(Dataset items)
•••••

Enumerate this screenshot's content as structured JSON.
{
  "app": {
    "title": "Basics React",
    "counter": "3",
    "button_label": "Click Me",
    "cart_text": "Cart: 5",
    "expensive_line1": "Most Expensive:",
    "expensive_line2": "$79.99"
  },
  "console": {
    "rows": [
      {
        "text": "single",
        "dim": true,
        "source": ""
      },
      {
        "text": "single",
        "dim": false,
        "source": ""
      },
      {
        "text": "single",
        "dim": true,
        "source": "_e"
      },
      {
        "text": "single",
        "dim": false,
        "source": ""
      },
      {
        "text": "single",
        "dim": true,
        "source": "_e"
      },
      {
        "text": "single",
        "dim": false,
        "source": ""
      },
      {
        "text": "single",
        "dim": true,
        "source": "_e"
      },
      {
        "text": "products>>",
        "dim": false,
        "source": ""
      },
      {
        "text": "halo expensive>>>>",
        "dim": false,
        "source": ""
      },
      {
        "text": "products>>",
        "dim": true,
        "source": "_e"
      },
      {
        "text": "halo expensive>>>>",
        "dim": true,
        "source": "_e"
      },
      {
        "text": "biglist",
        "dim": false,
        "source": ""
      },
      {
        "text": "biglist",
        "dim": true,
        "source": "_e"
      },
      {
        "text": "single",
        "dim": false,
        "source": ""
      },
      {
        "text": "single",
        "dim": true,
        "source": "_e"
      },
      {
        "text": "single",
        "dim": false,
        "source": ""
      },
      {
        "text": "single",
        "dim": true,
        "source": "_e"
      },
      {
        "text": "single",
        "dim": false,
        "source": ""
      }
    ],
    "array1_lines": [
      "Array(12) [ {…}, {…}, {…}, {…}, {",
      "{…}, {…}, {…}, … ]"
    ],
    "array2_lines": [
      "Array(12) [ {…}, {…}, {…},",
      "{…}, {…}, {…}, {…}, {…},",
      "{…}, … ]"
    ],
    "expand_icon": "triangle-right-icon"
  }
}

•••••

• **Task details**: Go through the records above and retype each one exactly.

• **Final answer**:
Enumerate this screenshot's content as structured JSON.
{
  "app": {
    "title": "Basics React",
    "counter": "3",
    "button_label": "Click Me",
    "cart_text": "Cart: 5",
    "expensive_line1": "Most Expensive:",
    "expensive_line2": "$79.99"
  },
  "console": {
    "rows": [
      {
        "text": "single",
        "dim": true,
        "source": ""
      },
      {
        "text": "single",
        "dim": false,
        "source": ""
      },
      {
        "text": "single",
        "dim": true,
        "source": "_e"
      },
      {
        "text": "single",
        "dim": false,
        "source": ""
      },
      {
        "text": "single",
        "dim": true,
        "source": "_e"
      },
      {
        "text": "single",
        "dim": false,
        "source": ""
      },
      {
        "text": "single",
        "dim": true,
        "source": "_e"
      },
      {
        "text": "products>>",
        "dim": false,
        "source": ""
      },
      {
        "text": "halo expensive>>>>",
        "dim": false,
        "source": ""
      },
      {
        "text": "products>>",
        "dim": true,
        "source": "_e"
      },
      {
        "text": "halo expensive>>>>",
        "dim": true,
        "source": "_e"
      },
      {
        "text": "biglist",
        "dim": false,
        "source": ""
      },
      {
        "text": "biglist",
        "dim": true,
        "source": "_e"
      },
      {
        "text": "single",
        "dim": false,
        "source": ""
      },
      {
        "text": "single",
        "dim": true,
        "source": "_e"
      },
      {
        "text": "single",
        "dim": false,
        "source": ""
      },
      {
        "text": "single",
        "dim": true,
        "source": "_e"
      },
      {
        "text": "single",
        "dim": false,
        "source": ""
      }
    ],
    "array1_lines": [
      "Array(12) [ {…}, {…}, {…}, {…}, {",
      "{…}, {…}, {…}, … ]"
    ],
    "array2_lines": [
      "Array(12) [ {…}, {…}, {…},",
      "{…}, {…}, {…}, {…}, {…},",
      "{…}, … ]"
    ],
    "expand_icon": "triangle-right-icon"
  }
}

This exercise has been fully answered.